# [AUFGABENSTELLUNG]
Gib alle folgenden Datensätze Zeile für Zeile unverändert aus.

───── DATENSÄTZE

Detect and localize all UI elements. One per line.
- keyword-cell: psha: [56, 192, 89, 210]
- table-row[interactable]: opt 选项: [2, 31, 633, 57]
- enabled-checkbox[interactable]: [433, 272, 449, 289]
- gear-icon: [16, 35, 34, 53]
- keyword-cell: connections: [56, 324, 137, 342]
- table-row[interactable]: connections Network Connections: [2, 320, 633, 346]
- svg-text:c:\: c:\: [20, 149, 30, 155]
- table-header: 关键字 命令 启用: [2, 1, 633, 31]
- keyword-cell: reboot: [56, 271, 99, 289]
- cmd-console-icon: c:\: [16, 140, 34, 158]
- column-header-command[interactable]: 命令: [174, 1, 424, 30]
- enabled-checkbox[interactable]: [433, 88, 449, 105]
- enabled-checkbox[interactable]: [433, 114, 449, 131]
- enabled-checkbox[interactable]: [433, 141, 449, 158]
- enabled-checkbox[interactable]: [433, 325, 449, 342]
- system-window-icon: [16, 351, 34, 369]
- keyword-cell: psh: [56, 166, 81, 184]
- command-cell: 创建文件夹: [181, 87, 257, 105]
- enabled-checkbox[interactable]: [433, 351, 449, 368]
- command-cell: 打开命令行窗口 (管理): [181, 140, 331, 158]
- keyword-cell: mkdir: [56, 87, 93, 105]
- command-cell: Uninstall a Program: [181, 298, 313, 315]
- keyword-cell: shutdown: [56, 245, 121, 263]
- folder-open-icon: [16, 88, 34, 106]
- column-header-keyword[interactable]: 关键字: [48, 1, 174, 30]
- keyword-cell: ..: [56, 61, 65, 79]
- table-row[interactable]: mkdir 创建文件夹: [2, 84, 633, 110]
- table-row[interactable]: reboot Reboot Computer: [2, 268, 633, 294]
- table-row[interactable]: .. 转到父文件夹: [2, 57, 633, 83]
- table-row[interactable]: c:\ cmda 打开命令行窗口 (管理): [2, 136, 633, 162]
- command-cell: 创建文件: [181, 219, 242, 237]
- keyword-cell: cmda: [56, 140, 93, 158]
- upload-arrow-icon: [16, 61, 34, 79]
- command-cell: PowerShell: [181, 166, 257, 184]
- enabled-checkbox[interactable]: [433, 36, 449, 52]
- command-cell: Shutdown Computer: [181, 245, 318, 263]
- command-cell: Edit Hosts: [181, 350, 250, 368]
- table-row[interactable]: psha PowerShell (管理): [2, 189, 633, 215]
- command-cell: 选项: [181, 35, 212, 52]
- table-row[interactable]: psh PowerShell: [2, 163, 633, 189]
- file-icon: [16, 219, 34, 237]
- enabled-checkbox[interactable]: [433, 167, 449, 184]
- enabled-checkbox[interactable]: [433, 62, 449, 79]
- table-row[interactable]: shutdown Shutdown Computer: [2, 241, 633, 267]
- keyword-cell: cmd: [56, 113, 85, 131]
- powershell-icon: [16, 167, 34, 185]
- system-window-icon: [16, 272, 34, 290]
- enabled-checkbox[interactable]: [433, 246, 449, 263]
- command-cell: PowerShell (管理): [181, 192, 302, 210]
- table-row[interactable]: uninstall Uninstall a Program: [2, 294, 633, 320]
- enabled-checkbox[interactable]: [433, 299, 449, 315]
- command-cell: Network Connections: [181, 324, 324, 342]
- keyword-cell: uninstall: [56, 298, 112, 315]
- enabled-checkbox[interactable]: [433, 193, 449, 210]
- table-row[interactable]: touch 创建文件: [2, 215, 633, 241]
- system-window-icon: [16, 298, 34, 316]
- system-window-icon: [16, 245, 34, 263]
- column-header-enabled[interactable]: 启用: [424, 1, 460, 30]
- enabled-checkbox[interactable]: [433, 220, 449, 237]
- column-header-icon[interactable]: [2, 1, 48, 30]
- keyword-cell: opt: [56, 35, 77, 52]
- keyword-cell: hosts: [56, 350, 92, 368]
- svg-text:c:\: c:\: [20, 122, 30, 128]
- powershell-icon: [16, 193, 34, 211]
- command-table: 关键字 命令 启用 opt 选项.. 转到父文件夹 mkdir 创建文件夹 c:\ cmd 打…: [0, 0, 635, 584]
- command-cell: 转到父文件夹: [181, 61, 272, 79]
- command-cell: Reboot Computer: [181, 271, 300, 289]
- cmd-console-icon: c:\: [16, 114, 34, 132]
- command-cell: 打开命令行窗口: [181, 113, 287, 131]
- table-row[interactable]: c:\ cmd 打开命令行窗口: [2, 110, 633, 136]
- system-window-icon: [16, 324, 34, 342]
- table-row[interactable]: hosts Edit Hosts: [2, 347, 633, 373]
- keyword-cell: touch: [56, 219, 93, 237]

──────────

# [ANTWORT]
Detect and localize all UI elements. One per line.
- keyword-cell: psha: [56, 192, 89, 210]
- table-row[interactable]: opt 选项: [2, 31, 633, 57]
- enabled-checkbox[interactable]: [433, 272, 449, 289]
- gear-icon: [16, 35, 34, 53]
- keyword-cell: connections: [56, 324, 137, 342]
- table-row[interactable]: connections Network Connections: [2, 320, 633, 346]
- svg-text:c:\: c:\: [20, 149, 30, 155]
- table-header: 关键字 命令 启用: [2, 1, 633, 31]
- keyword-cell: reboot: [56, 271, 99, 289]
- cmd-console-icon: c:\: [16, 140, 34, 158]
- column-header-command[interactable]: 命令: [174, 1, 424, 30]
- enabled-checkbox[interactable]: [433, 88, 449, 105]
- enabled-checkbox[interactable]: [433, 114, 449, 131]
- enabled-checkbox[interactable]: [433, 141, 449, 158]
- enabled-checkbox[interactable]: [433, 325, 449, 342]
- system-window-icon: [16, 351, 34, 369]
- keyword-cell: psh: [56, 166, 81, 184]
- command-cell: 创建文件夹: [181, 87, 257, 105]
- enabled-checkbox[interactable]: [433, 351, 449, 368]
- command-cell: 打开命令行窗口 (管理): [181, 140, 331, 158]
- keyword-cell: mkdir: [56, 87, 93, 105]
- command-cell: Uninstall a Program: [181, 298, 313, 315]
- keyword-cell: shutdown: [56, 245, 121, 263]
- folder-open-icon: [16, 88, 34, 106]
- column-header-keyword[interactable]: 关键字: [48, 1, 174, 30]
- keyword-cell: ..: [56, 61, 65, 79]
- table-row[interactable]: mkdir 创建文件夹: [2, 84, 633, 110]
- table-row[interactable]: reboot Reboot Computer: [2, 268, 633, 294]
- table-row[interactable]: .. 转到父文件夹: [2, 57, 633, 83]
- table-row[interactable]: c:\ cmda 打开命令行窗口 (管理): [2, 136, 633, 162]
- command-cell: 创建文件: [181, 219, 242, 237]
- keyword-cell: cmda: [56, 140, 93, 158]
- upload-arrow-icon: [16, 61, 34, 79]
- command-cell: PowerShell: [181, 166, 257, 184]
- enabled-checkbox[interactable]: [433, 36, 449, 52]
- command-cell: Shutdown Computer: [181, 245, 318, 263]
- command-cell: Edit Hosts: [181, 350, 250, 368]
- table-row[interactable]: psha PowerShell (管理): [2, 189, 633, 215]
- command-cell: 选项: [181, 35, 212, 52]
- table-row[interactable]: psh PowerShell: [2, 163, 633, 189]
- file-icon: [16, 219, 34, 237]
- enabled-checkbox[interactable]: [433, 167, 449, 184]
- enabled-checkbox[interactable]: [433, 62, 449, 79]
- table-row[interactable]: shutdown Shutdown Computer: [2, 241, 633, 267]
- keyword-cell: cmd: [56, 113, 85, 131]
- powershell-icon: [16, 167, 34, 185]
- system-window-icon: [16, 272, 34, 290]
- enabled-checkbox[interactable]: [433, 246, 449, 263]
- command-cell: PowerShell (管理): [181, 192, 302, 210]
- table-row[interactable]: uninstall Uninstall a Program: [2, 294, 633, 320]
- enabled-checkbox[interactable]: [433, 299, 449, 315]
- command-cell: Network Connections: [181, 324, 324, 342]
- keyword-cell: uninstall: [56, 298, 112, 315]
- enabled-checkbox[interactable]: [433, 193, 449, 210]
- table-row[interactable]: touch 创建文件: [2, 215, 633, 241]
- system-window-icon: [16, 298, 34, 316]
- system-window-icon: [16, 245, 34, 263]
- column-header-enabled[interactable]: 启用: [424, 1, 460, 30]
- enabled-checkbox[interactable]: [433, 220, 449, 237]
- column-header-icon[interactable]: [2, 1, 48, 30]
- keyword-cell: opt: [56, 35, 77, 52]
- keyword-cell: hosts: [56, 350, 92, 368]
- svg-text:c:\: c:\: [20, 122, 30, 128]
- powershell-icon: [16, 193, 34, 211]
- command-table: 关键字 命令 启用 opt 选项.. 转到父文件夹 mkdir 创建文件夹 c:\ cmd 打…: [0, 0, 635, 584]
- command-cell: 转到父文件夹: [181, 61, 272, 79]
- command-cell: Reboot Computer: [181, 271, 300, 289]
- cmd-console-icon: c:\: [16, 114, 34, 132]
- command-cell: 打开命令行窗口: [181, 113, 287, 131]
- table-row[interactable]: c:\ cmd 打开命令行窗口: [2, 110, 633, 136]
- system-window-icon: [16, 324, 34, 342]
- table-row[interactable]: hosts Edit Hosts: [2, 347, 633, 373]
- keyword-cell: touch: [56, 219, 93, 237]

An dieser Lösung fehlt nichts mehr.